## Directive
State the number of lines in the material below that have "Kontakte" in them, without any other text.
-*-*-
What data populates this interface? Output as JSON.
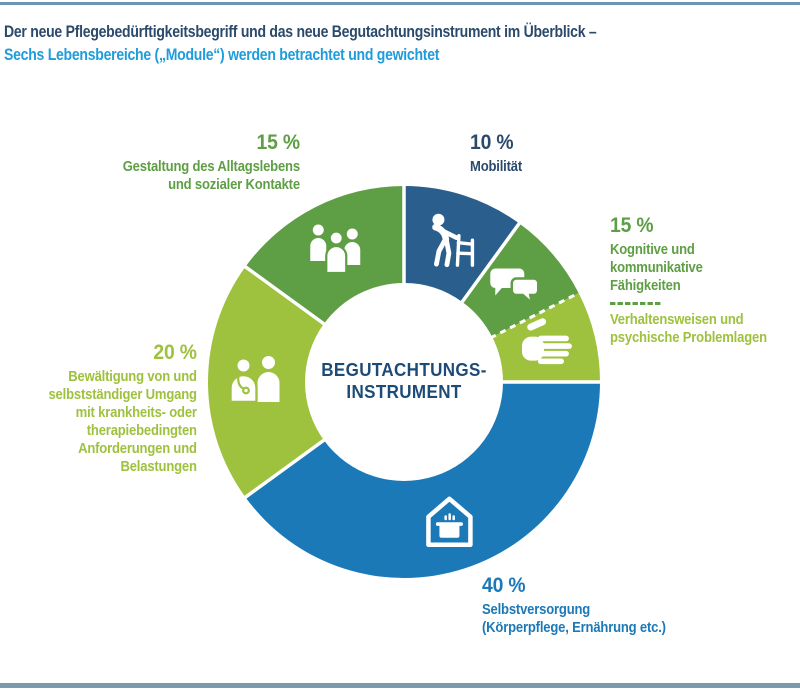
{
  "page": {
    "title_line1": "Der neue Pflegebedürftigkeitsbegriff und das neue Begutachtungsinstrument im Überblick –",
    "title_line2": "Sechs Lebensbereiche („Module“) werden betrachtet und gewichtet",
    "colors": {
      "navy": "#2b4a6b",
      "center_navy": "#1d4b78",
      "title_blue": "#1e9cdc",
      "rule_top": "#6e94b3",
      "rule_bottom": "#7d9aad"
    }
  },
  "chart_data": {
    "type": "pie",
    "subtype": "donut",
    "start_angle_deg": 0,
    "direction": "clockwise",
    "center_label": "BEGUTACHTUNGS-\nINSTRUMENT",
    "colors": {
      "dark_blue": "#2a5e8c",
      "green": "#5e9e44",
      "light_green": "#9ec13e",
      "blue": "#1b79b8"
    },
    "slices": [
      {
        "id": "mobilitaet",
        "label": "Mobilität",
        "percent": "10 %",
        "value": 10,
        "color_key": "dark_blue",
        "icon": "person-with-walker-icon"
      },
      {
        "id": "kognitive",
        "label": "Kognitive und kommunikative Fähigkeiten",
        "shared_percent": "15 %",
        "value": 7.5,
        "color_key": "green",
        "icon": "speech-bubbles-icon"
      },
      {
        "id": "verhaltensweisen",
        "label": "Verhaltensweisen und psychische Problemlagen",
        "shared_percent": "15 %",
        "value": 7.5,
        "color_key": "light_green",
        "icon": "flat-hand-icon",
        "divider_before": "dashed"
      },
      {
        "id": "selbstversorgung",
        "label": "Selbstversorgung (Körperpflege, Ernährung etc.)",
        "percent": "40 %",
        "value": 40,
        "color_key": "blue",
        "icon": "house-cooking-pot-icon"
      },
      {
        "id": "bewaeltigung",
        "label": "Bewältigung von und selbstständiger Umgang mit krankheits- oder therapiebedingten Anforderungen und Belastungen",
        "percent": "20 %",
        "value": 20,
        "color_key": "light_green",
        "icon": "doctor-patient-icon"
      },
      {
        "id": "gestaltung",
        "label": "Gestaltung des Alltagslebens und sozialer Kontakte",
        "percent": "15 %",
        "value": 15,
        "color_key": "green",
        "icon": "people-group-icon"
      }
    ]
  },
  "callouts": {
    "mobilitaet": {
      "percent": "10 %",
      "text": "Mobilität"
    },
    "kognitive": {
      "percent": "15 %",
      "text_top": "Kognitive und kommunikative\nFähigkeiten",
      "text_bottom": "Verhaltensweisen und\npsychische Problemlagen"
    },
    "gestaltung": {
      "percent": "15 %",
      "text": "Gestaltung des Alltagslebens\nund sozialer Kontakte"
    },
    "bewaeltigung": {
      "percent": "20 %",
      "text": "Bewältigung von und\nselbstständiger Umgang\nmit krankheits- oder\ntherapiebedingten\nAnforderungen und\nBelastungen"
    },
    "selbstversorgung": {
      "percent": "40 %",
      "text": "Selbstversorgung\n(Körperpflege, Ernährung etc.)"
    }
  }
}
-*-*-
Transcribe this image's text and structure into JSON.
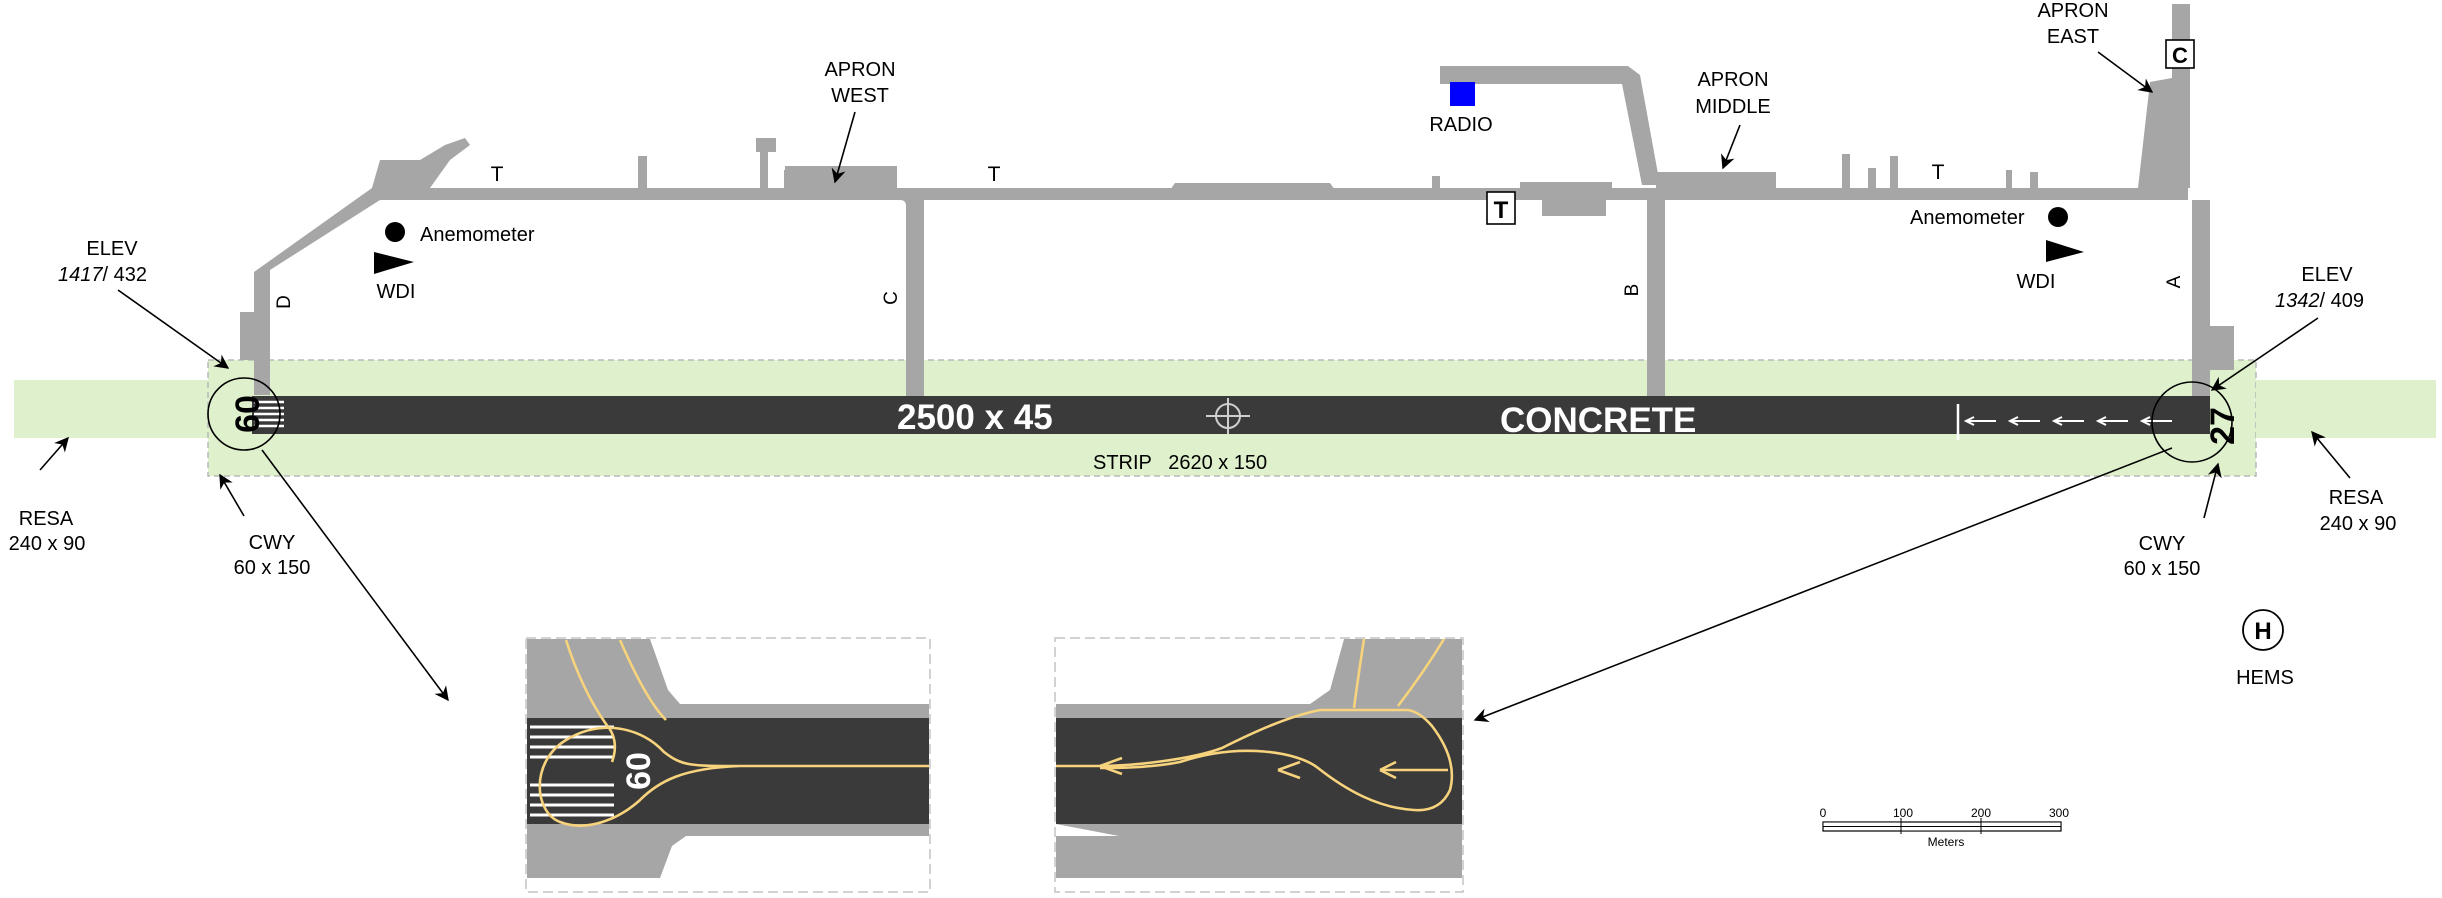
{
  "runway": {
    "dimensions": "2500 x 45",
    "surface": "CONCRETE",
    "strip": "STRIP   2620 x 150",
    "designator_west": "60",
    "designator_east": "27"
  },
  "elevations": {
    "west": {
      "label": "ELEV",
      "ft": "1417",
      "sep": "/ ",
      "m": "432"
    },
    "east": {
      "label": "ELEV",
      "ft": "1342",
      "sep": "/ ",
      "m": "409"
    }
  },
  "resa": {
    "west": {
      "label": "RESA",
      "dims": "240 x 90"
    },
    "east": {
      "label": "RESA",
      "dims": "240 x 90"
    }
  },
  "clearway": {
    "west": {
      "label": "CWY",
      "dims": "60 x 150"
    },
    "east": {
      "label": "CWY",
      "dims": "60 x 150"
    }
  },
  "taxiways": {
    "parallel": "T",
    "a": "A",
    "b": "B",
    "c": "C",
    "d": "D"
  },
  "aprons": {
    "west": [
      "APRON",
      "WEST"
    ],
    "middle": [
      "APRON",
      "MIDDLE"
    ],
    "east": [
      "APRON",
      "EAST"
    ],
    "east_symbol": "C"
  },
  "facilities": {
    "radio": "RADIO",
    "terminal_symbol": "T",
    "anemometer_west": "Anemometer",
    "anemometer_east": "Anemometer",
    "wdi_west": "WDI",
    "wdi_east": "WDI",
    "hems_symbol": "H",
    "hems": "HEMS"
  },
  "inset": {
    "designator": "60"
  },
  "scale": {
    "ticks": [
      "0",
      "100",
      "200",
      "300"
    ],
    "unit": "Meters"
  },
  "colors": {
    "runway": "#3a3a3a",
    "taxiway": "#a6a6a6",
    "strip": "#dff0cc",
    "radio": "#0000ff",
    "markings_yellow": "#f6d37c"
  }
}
-*-*-
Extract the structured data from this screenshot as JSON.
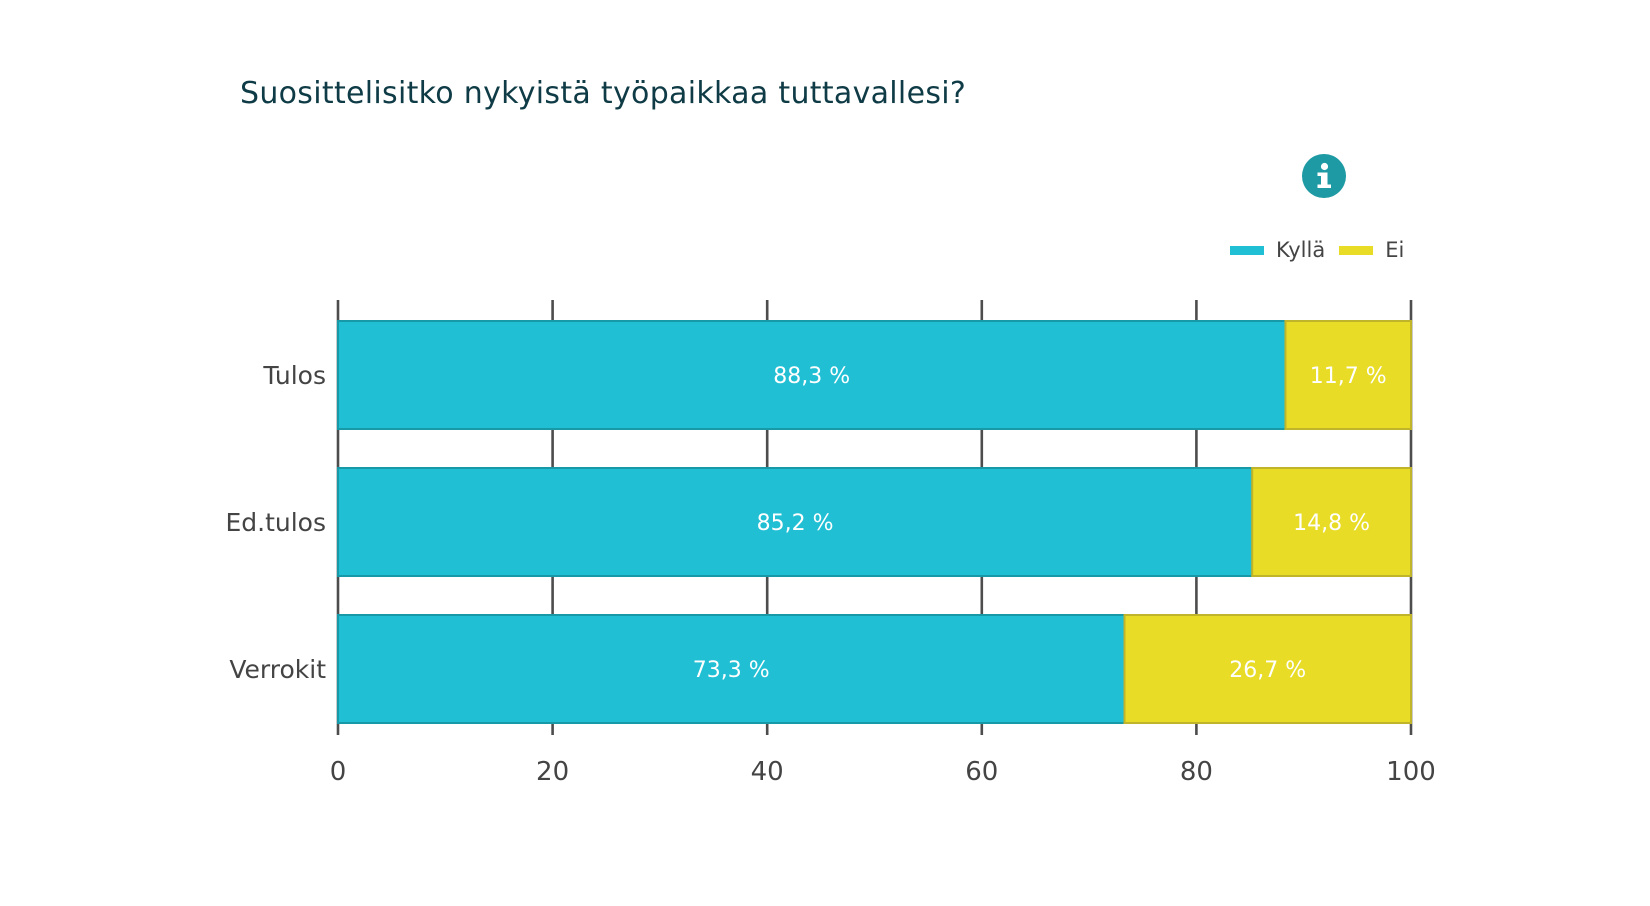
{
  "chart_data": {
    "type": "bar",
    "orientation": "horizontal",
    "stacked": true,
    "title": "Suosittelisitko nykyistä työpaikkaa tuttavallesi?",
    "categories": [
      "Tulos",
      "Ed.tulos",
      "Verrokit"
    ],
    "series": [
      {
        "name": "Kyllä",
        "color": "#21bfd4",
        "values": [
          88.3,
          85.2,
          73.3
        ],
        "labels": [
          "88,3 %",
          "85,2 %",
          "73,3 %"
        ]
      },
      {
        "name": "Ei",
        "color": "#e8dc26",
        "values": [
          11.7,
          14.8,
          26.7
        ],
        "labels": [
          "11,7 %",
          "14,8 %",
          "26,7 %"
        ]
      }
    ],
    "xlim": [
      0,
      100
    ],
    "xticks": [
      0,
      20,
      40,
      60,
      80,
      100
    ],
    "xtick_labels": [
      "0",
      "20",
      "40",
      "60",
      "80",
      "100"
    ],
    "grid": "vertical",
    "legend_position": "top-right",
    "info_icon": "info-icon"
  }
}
-*-*-
## Task answer
2